▶ [Task requirements]: Give only the number of lines in these records that contain the word "Ryerson".

▶ [Extracted entries]:
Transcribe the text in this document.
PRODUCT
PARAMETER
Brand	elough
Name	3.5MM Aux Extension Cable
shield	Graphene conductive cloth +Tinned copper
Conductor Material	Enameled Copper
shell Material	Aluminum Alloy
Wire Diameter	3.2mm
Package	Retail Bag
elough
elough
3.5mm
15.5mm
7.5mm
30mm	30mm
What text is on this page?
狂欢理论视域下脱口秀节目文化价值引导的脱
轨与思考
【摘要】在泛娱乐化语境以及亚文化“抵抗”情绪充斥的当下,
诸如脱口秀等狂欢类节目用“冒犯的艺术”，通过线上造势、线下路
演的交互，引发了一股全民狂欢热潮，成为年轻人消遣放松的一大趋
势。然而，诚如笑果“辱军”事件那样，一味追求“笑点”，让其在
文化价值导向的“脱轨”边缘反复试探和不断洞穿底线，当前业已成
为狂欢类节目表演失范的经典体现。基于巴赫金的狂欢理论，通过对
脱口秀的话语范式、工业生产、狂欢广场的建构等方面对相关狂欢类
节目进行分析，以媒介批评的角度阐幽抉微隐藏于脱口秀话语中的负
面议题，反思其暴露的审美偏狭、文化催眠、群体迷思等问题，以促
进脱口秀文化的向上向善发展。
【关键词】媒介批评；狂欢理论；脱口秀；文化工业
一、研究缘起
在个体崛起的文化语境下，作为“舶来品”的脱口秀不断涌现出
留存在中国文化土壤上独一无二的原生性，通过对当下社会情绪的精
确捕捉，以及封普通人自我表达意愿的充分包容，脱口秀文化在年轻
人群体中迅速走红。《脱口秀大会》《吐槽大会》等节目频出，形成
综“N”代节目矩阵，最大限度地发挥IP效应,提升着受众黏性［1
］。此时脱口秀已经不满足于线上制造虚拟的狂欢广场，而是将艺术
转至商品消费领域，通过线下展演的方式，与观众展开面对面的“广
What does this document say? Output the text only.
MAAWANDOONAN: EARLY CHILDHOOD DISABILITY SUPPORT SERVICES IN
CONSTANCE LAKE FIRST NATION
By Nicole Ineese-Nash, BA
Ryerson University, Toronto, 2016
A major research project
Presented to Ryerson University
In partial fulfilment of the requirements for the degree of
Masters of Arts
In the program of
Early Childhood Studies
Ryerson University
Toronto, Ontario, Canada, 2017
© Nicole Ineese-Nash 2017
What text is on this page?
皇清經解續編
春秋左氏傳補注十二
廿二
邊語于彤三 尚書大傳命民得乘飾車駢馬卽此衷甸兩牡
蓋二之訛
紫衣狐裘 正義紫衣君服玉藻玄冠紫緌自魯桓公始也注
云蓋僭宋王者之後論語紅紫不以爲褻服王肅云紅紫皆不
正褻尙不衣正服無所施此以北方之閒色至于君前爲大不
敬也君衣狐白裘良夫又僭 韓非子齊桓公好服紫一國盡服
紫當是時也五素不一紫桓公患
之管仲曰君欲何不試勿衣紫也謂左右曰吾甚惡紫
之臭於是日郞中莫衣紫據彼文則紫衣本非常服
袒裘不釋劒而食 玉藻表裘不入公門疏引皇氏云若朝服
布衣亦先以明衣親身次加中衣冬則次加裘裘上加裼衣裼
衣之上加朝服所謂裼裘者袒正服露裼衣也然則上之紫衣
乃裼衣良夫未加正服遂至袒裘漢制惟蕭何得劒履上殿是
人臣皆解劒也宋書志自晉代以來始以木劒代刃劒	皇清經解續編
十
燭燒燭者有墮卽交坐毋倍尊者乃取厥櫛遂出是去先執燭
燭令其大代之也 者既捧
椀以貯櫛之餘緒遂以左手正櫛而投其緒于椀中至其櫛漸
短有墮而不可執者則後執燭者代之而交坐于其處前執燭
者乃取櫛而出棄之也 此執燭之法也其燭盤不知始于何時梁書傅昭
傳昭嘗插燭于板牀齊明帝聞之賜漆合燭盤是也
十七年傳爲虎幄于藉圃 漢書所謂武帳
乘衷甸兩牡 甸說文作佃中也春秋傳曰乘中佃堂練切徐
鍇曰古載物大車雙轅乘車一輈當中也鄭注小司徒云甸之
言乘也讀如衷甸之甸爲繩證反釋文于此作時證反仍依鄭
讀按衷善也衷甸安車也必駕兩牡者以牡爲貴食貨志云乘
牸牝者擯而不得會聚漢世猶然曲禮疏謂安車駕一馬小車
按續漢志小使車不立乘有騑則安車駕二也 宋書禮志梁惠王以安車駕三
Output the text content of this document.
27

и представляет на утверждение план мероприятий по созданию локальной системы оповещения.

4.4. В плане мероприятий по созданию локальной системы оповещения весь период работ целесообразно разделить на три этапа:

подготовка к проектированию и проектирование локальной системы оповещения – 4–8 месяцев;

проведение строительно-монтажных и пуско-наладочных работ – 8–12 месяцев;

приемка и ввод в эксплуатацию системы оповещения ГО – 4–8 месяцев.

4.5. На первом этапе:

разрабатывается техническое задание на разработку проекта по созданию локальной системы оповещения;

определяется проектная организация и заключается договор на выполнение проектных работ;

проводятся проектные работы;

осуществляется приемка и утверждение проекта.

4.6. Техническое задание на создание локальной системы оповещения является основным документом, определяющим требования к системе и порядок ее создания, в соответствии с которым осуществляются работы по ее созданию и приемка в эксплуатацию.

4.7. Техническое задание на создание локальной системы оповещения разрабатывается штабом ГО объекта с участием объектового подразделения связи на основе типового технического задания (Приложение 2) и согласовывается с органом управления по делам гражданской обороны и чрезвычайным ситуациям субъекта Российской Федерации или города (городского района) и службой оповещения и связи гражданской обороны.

▶ [Output of the exercise]: 3